> EXERCISE PROMPT
In the listing below, identify each line with the word "pics" and return those lines.

[Stored dataset items]

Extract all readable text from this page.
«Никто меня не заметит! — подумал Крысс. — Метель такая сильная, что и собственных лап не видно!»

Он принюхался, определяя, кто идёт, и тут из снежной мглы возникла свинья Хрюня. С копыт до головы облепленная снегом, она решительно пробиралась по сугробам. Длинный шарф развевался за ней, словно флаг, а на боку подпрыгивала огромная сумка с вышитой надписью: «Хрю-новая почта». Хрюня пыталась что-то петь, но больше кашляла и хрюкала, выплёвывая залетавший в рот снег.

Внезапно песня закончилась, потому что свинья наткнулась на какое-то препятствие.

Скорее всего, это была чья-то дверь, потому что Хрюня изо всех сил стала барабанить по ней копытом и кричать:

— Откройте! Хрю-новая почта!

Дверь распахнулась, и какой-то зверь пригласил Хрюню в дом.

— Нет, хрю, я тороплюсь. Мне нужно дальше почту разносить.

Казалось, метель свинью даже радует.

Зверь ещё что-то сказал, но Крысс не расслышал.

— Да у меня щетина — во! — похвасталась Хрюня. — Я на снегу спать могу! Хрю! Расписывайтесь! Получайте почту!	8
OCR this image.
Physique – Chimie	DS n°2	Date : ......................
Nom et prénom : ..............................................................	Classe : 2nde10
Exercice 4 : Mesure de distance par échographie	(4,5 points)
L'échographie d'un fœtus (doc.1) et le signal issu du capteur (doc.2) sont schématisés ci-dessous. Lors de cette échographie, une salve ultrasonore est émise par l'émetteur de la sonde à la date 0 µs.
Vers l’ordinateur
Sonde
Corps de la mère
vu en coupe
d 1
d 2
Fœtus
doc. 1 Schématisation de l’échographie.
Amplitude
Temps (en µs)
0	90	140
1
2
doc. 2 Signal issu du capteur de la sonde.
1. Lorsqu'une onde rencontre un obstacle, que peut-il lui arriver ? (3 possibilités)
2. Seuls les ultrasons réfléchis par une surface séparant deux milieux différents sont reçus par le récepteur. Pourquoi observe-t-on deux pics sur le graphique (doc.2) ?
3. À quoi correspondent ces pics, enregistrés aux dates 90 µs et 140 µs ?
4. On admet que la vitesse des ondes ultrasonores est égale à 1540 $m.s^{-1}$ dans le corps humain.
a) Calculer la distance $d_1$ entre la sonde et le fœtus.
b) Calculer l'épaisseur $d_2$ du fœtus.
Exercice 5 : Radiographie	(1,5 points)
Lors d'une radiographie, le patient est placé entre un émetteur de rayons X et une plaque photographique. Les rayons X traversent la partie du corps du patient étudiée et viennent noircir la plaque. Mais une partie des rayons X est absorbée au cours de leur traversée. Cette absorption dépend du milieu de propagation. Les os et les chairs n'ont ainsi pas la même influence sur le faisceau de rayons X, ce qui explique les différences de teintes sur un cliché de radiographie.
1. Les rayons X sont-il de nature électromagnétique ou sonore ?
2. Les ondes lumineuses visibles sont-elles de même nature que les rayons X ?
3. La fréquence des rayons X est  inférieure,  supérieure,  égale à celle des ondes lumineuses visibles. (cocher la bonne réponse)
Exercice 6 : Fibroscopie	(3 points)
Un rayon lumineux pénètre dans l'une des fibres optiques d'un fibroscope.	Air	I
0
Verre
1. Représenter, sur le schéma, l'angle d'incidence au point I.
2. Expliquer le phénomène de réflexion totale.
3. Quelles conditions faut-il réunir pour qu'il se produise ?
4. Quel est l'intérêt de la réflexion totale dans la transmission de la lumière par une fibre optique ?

> EXERCISE ANSWER
2. Seuls les ultrasons réfléchis par une surface séparant deux milieux différents sont reçus par le récepteur. Pourquoi observe-t-on deux pics sur le graphique (doc.2) ?
3. À quoi correspondent ces pics, enregistrés aux dates 90 µs et 140 µs ?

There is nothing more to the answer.